[Begin Extracted entries]

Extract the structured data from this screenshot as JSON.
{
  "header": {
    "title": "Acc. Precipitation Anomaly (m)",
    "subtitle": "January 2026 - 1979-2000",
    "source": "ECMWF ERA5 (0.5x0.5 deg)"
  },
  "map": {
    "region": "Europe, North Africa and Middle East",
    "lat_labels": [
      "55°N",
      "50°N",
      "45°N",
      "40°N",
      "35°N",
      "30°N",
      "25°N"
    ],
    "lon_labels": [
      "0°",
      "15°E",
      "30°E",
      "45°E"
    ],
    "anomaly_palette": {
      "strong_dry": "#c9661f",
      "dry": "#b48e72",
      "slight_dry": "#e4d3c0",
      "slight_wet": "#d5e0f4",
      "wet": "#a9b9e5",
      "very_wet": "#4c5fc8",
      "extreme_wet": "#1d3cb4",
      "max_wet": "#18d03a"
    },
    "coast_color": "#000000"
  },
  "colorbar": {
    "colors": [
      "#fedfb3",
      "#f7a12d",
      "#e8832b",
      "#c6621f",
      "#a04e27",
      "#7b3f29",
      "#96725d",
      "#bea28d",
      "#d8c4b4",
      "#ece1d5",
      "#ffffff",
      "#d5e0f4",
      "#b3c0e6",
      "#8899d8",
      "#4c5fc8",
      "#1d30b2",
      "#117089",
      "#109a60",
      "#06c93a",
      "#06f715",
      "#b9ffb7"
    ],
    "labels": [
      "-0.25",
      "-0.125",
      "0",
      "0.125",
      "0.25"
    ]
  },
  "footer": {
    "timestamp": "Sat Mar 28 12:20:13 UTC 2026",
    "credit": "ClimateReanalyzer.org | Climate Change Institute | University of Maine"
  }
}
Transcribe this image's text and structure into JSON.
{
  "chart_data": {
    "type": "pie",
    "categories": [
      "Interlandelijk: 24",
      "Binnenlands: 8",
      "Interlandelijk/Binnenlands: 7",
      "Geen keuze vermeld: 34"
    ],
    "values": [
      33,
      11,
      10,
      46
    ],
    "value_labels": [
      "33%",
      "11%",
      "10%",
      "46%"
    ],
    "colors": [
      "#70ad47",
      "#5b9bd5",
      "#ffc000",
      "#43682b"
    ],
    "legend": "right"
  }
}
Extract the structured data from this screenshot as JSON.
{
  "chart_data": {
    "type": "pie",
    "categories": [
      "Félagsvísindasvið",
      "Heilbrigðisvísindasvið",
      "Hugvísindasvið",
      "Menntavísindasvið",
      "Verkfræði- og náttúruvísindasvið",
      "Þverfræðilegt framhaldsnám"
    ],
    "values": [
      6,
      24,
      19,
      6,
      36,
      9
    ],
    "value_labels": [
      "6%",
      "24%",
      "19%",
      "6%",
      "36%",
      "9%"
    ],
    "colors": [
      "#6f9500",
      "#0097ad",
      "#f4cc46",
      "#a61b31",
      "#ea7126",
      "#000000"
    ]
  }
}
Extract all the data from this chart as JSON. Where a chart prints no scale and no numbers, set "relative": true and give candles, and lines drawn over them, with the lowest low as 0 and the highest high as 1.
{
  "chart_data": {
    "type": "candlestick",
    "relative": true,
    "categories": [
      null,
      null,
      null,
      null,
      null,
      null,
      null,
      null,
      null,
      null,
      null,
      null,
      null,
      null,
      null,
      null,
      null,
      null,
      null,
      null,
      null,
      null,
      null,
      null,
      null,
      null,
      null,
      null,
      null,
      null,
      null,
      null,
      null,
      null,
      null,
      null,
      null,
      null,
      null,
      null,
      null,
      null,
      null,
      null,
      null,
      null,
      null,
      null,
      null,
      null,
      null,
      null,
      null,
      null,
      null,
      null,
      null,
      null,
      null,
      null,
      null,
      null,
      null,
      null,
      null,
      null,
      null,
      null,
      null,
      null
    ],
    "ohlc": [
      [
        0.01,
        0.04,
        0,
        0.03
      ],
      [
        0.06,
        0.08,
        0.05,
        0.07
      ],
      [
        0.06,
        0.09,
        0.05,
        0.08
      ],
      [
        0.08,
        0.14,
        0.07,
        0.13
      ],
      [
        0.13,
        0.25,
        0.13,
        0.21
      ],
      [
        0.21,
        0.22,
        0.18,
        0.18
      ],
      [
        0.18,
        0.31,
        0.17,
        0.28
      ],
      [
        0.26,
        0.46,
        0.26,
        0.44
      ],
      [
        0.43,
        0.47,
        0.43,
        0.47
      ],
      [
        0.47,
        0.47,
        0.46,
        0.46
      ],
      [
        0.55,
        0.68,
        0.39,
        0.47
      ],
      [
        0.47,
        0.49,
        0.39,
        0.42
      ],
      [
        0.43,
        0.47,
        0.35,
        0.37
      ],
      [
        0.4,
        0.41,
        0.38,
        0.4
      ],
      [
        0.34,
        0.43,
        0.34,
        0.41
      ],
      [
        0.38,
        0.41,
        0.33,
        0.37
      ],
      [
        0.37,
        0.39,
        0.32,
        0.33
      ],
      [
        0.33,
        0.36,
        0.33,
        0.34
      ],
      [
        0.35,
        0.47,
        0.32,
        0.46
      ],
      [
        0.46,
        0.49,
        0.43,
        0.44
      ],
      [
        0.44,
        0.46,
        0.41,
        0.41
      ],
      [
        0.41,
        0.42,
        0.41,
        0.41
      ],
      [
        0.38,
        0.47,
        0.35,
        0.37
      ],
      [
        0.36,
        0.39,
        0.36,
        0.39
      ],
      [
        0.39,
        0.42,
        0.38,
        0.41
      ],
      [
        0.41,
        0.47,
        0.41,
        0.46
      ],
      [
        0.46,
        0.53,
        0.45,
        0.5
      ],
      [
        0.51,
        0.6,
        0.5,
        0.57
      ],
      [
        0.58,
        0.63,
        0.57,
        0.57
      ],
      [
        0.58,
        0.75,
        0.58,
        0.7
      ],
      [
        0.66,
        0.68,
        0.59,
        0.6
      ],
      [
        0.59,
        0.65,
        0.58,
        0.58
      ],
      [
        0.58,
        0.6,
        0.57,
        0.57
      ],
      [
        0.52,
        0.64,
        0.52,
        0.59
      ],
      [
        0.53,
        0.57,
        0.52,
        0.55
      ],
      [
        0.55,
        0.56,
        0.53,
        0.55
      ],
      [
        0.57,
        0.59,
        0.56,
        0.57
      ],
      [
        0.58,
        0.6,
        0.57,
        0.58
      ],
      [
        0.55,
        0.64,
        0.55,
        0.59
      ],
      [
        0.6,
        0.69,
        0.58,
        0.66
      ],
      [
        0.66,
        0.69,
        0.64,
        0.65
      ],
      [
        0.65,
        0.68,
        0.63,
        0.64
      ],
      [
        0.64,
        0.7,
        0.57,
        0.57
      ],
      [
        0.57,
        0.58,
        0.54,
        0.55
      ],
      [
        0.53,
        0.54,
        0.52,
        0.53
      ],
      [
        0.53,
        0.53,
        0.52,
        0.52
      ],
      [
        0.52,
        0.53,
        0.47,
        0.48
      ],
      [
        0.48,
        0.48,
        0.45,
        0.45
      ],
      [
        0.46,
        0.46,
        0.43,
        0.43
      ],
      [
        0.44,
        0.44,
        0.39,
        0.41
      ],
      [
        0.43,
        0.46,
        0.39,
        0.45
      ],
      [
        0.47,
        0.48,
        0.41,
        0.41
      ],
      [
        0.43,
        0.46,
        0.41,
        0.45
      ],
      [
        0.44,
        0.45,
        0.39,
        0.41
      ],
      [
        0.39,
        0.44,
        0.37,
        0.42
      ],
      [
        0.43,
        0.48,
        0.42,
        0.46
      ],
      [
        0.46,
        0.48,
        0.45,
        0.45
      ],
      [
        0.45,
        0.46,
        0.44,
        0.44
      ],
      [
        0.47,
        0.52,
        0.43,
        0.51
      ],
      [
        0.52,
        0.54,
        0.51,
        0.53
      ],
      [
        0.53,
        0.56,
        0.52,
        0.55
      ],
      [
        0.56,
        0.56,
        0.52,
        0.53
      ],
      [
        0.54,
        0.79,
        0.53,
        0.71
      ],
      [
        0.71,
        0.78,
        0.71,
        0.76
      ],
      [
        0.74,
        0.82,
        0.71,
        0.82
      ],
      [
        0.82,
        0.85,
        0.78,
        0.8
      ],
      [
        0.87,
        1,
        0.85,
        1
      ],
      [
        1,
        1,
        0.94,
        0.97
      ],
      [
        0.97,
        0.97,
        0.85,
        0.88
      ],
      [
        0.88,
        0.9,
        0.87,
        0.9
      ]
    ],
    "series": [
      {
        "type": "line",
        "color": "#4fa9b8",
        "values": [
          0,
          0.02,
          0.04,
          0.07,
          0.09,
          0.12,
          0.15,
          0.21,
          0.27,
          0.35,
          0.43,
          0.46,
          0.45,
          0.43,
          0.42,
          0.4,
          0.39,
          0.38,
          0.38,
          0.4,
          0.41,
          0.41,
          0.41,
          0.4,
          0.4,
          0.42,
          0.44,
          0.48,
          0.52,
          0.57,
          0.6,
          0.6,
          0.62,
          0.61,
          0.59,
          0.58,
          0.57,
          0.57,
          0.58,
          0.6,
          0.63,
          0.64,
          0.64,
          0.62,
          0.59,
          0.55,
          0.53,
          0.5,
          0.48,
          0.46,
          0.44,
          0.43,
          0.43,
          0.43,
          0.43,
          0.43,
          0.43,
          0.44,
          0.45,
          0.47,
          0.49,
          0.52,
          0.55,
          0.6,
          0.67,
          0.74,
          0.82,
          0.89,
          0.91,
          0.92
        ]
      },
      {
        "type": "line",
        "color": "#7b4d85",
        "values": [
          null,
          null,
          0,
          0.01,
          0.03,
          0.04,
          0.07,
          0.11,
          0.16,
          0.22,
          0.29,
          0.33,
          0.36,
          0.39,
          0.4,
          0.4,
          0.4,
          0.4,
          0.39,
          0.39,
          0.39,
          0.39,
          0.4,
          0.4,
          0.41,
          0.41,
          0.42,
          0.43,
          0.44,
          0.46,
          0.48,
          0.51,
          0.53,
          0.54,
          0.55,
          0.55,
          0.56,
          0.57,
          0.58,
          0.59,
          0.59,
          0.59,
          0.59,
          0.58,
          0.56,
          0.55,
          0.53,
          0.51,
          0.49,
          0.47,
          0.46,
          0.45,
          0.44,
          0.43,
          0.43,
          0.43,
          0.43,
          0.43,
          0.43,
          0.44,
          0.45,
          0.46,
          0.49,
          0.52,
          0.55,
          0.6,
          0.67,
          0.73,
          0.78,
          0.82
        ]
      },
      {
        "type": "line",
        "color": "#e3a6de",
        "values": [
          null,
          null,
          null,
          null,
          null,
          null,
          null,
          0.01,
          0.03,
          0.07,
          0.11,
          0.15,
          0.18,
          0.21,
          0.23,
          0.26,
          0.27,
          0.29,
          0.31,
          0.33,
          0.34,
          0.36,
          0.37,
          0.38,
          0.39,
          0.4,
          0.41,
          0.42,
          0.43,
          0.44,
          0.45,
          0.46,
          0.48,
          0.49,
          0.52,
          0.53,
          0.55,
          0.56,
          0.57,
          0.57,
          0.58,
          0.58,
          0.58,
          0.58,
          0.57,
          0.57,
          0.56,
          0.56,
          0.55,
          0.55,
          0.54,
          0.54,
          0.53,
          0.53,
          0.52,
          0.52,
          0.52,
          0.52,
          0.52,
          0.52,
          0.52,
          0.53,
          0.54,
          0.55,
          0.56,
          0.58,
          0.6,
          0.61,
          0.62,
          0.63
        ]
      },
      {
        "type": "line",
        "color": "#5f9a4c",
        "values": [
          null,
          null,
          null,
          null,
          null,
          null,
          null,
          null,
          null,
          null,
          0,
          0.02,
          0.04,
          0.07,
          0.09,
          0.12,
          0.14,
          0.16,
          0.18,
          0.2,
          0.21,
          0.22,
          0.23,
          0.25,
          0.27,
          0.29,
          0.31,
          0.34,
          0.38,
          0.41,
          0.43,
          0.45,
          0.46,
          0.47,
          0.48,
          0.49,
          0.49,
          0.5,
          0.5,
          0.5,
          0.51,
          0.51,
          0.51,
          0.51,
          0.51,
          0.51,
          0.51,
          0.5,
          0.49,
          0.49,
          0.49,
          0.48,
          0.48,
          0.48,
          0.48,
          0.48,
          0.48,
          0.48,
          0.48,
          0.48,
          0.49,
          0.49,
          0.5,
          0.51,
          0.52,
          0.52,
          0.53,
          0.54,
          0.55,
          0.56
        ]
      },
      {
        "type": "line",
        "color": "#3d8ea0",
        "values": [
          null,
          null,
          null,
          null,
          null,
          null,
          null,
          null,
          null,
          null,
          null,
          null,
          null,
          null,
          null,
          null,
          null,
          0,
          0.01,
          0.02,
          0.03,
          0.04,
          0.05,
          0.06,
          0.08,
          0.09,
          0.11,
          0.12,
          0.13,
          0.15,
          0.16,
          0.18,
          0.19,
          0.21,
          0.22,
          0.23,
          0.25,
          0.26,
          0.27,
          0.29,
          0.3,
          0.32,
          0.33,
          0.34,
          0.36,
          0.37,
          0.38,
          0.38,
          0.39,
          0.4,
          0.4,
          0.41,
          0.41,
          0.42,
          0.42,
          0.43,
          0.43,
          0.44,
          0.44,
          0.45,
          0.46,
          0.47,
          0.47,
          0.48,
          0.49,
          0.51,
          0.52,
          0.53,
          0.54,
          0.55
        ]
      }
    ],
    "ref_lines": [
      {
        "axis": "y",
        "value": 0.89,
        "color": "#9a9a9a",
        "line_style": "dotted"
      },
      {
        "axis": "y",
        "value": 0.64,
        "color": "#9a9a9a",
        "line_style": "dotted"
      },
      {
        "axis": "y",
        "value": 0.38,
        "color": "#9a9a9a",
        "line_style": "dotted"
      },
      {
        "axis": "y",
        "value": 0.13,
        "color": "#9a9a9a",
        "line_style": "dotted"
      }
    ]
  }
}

[End Extracted entries]

- [The exercise]
Collect every line from the records above that contains the word "Binnenlands".

- [Answer to the problem]
      "Binnenlands: 8",
      "Interlandelijk/Binnenlands: 7",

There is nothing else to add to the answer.